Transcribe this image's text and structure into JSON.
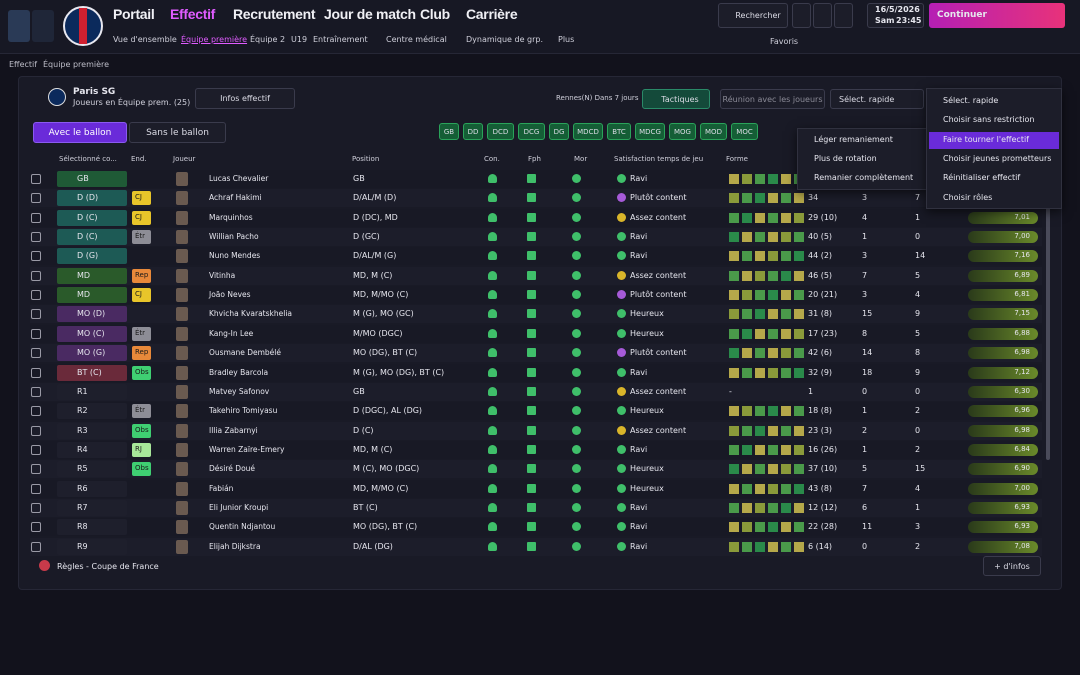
{
  "nav": {
    "items": [
      "Portail",
      "Effectif",
      "Recrutement",
      "Jour de match",
      "Club",
      "Carrière"
    ],
    "search": "Rechercher",
    "date": "16/5/2026",
    "day": "Sam",
    "time": "23:45",
    "continue": "Continuer"
  },
  "subnav": {
    "items": [
      "Vue d'ensemble",
      "Équipe première",
      "Équipe 2",
      "U19",
      "Entraînement",
      "Centre médical",
      "Dynamique de grp."
    ],
    "more": "Plus",
    "favorites": "Favoris"
  },
  "breadcrumb": [
    "Effectif",
    "Équipe première"
  ],
  "panel": {
    "club": "Paris SG",
    "subtitle": "Joueurs en Équipe prem. (25)",
    "info_button": "Infos effectif",
    "next_match": "Rennes(N) Dans 7 jours",
    "tactics": "Tactiques",
    "meeting": "Réunion avec les joueurs",
    "quick_select": "Sélect. rapide"
  },
  "tabs": [
    "Avec le ballon",
    "Sans le ballon"
  ],
  "position_chips": [
    "GB",
    "DD",
    "DCD",
    "DCG",
    "DG",
    "MDCD",
    "BTC",
    "MDCG",
    "MOG",
    "MOD",
    "MOC"
  ],
  "table": {
    "columns": [
      "Sélectionné co...",
      "End.",
      "Joueur",
      "Position",
      "Con.",
      "Fph",
      "Mor",
      "Satisfaction temps de jeu",
      "Forme"
    ],
    "rows": [
      {
        "sel": "GB",
        "sel_color": "#1f5a36",
        "end": null,
        "end_color": null,
        "name": "Lucas Chevalier",
        "position": "GB",
        "satisfaction": "Ravi",
        "sat_color": "#3fbf6a",
        "form": null,
        "apps": null,
        "goals": null,
        "assists": null,
        "rating": null
      },
      {
        "sel": "D (D)",
        "sel_color": "#1d5a55",
        "end": "CJ",
        "end_color": "#e8c52a",
        "name": "Achraf Hakimi",
        "position": "D/AL/M (D)",
        "satisfaction": "Plutôt content",
        "sat_color": "#a65ad8",
        "form": null,
        "apps": "34",
        "goals": "3",
        "assists": "7",
        "rating": null
      },
      {
        "sel": "D (C)",
        "sel_color": "#1d5a55",
        "end": "CJ",
        "end_color": "#e8c52a",
        "name": "Marquinhos",
        "position": "D (DC), MD",
        "satisfaction": "Assez content",
        "sat_color": "#d9b52a",
        "form": null,
        "apps": "29 (10)",
        "goals": "4",
        "assists": "1",
        "rating": "7,01"
      },
      {
        "sel": "D (C)",
        "sel_color": "#1d5a55",
        "end": "Étr",
        "end_color": "#8d8d96",
        "name": "Willian Pacho",
        "position": "D (GC)",
        "satisfaction": "Ravi",
        "sat_color": "#3fbf6a",
        "form": null,
        "apps": "40 (5)",
        "goals": "1",
        "assists": "0",
        "rating": "7,00"
      },
      {
        "sel": "D (G)",
        "sel_color": "#1d5a55",
        "end": null,
        "end_color": null,
        "name": "Nuno Mendes",
        "position": "D/AL/M (G)",
        "satisfaction": "Ravi",
        "sat_color": "#3fbf6a",
        "form": null,
        "apps": "44 (2)",
        "goals": "3",
        "assists": "14",
        "rating": "7,16"
      },
      {
        "sel": "MD",
        "sel_color": "#2a5a2a",
        "end": "Rep",
        "end_color": "#e8893a",
        "name": "Vitinha",
        "position": "MD, M (C)",
        "satisfaction": "Assez content",
        "sat_color": "#d9b52a",
        "form": null,
        "apps": "46 (5)",
        "goals": "7",
        "assists": "5",
        "rating": "6,89"
      },
      {
        "sel": "MD",
        "sel_color": "#2a5a2a",
        "end": "CJ",
        "end_color": "#e8c52a",
        "name": "João Neves",
        "position": "MD, M/MO (C)",
        "satisfaction": "Plutôt content",
        "sat_color": "#a65ad8",
        "form": null,
        "apps": "20 (21)",
        "goals": "3",
        "assists": "4",
        "rating": "6,81"
      },
      {
        "sel": "MO (D)",
        "sel_color": "#4a2a62",
        "end": null,
        "end_color": null,
        "name": "Khvicha Kvaratskhelia",
        "position": "M (G), MO (GC)",
        "satisfaction": "Heureux",
        "sat_color": "#3fbf6a",
        "form": null,
        "apps": "31 (8)",
        "goals": "15",
        "assists": "9",
        "rating": "7,15"
      },
      {
        "sel": "MO (C)",
        "sel_color": "#4a2a62",
        "end": "Étr",
        "end_color": "#8d8d96",
        "name": "Kang-In Lee",
        "position": "M/MO (DGC)",
        "satisfaction": "Heureux",
        "sat_color": "#3fbf6a",
        "form": null,
        "apps": "17 (23)",
        "goals": "8",
        "assists": "5",
        "rating": "6,88"
      },
      {
        "sel": "MO (G)",
        "sel_color": "#4a2a62",
        "end": "Rep",
        "end_color": "#e8893a",
        "name": "Ousmane Dembélé",
        "position": "MO (DG), BT (C)",
        "satisfaction": "Plutôt content",
        "sat_color": "#a65ad8",
        "form": null,
        "apps": "42 (6)",
        "goals": "14",
        "assists": "8",
        "rating": "6,98"
      },
      {
        "sel": "BT (C)",
        "sel_color": "#6a2a3a",
        "end": "Obs",
        "end_color": "#3fcf72",
        "name": "Bradley Barcola",
        "position": "M (G), MO (DG), BT (C)",
        "satisfaction": "Ravi",
        "sat_color": "#3fbf6a",
        "form": null,
        "apps": "32 (9)",
        "goals": "18",
        "assists": "9",
        "rating": "7,12"
      },
      {
        "sel": "R1",
        "sel_color": "#1e1f2c",
        "end": null,
        "end_color": null,
        "name": "Matvey Safonov",
        "position": "GB",
        "satisfaction": "Assez content",
        "sat_color": "#d9b52a",
        "form": "-",
        "apps": "1",
        "goals": "0",
        "assists": "0",
        "rating": "6,30"
      },
      {
        "sel": "R2",
        "sel_color": "#1e1f2c",
        "end": "Étr",
        "end_color": "#8d8d96",
        "name": "Takehiro Tomiyasu",
        "position": "D (DGC), AL (DG)",
        "satisfaction": "Heureux",
        "sat_color": "#3fbf6a",
        "form": null,
        "apps": "18 (8)",
        "goals": "1",
        "assists": "2",
        "rating": "6,96"
      },
      {
        "sel": "R3",
        "sel_color": "#1e1f2c",
        "end": "Obs",
        "end_color": "#3fcf72",
        "name": "Illia Zabarnyi",
        "position": "D (C)",
        "satisfaction": "Assez content",
        "sat_color": "#d9b52a",
        "form": null,
        "apps": "23 (3)",
        "goals": "2",
        "assists": "0",
        "rating": "6,98"
      },
      {
        "sel": "R4",
        "sel_color": "#1e1f2c",
        "end": "RJ",
        "end_color": "#a8e89a",
        "name": "Warren Zaïre-Emery",
        "position": "MD, M (C)",
        "satisfaction": "Ravi",
        "sat_color": "#3fbf6a",
        "form": null,
        "apps": "16 (26)",
        "goals": "1",
        "assists": "2",
        "rating": "6,84"
      },
      {
        "sel": "R5",
        "sel_color": "#1e1f2c",
        "end": "Obs",
        "end_color": "#3fcf72",
        "name": "Désiré Doué",
        "position": "M (C), MO (DGC)",
        "satisfaction": "Heureux",
        "sat_color": "#3fbf6a",
        "form": null,
        "apps": "37 (10)",
        "goals": "5",
        "assists": "15",
        "rating": "6,90"
      },
      {
        "sel": "R6",
        "sel_color": "#1e1f2c",
        "end": null,
        "end_color": null,
        "name": "Fabián",
        "position": "MD, M/MO (C)",
        "satisfaction": "Heureux",
        "sat_color": "#3fbf6a",
        "form": null,
        "apps": "43 (8)",
        "goals": "7",
        "assists": "4",
        "rating": "7,00"
      },
      {
        "sel": "R7",
        "sel_color": "#1e1f2c",
        "end": null,
        "end_color": null,
        "name": "Eli Junior Kroupi",
        "position": "BT (C)",
        "satisfaction": "Ravi",
        "sat_color": "#3fbf6a",
        "form": null,
        "apps": "12 (12)",
        "goals": "6",
        "assists": "1",
        "rating": "6,93"
      },
      {
        "sel": "R8",
        "sel_color": "#1e1f2c",
        "end": null,
        "end_color": null,
        "name": "Quentin Ndjantou",
        "position": "MO (DG), BT (C)",
        "satisfaction": "Ravi",
        "sat_color": "#3fbf6a",
        "form": null,
        "apps": "22 (28)",
        "goals": "11",
        "assists": "3",
        "rating": "6,93"
      },
      {
        "sel": "R9",
        "sel_color": "#1e1f2c",
        "end": null,
        "end_color": null,
        "name": "Elijah Dijkstra",
        "position": "D/AL (DG)",
        "satisfaction": "Ravi",
        "sat_color": "#3fbf6a",
        "form": null,
        "apps": "6 (14)",
        "goals": "0",
        "assists": "2",
        "rating": "7,08"
      }
    ]
  },
  "rotation_menu": [
    "Léger remaniement",
    "Plus de rotation",
    "Remanier complètement"
  ],
  "quick_select_menu": [
    "Sélect. rapide",
    "Choisir sans restriction",
    "Faire tourner l'effectif",
    "Choisir jeunes prometteurs",
    "Réinitialiser effectif",
    "Choisir rôles"
  ],
  "footer": {
    "rules": "Règles - Coupe de France",
    "more": "+ d'infos"
  }
}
+++
*Problem to work on*. Scan the material and collect every line that contains "rapide".

*The response*.
    "quick_select": "Sélect. rapide"
    "Sélect. rapide",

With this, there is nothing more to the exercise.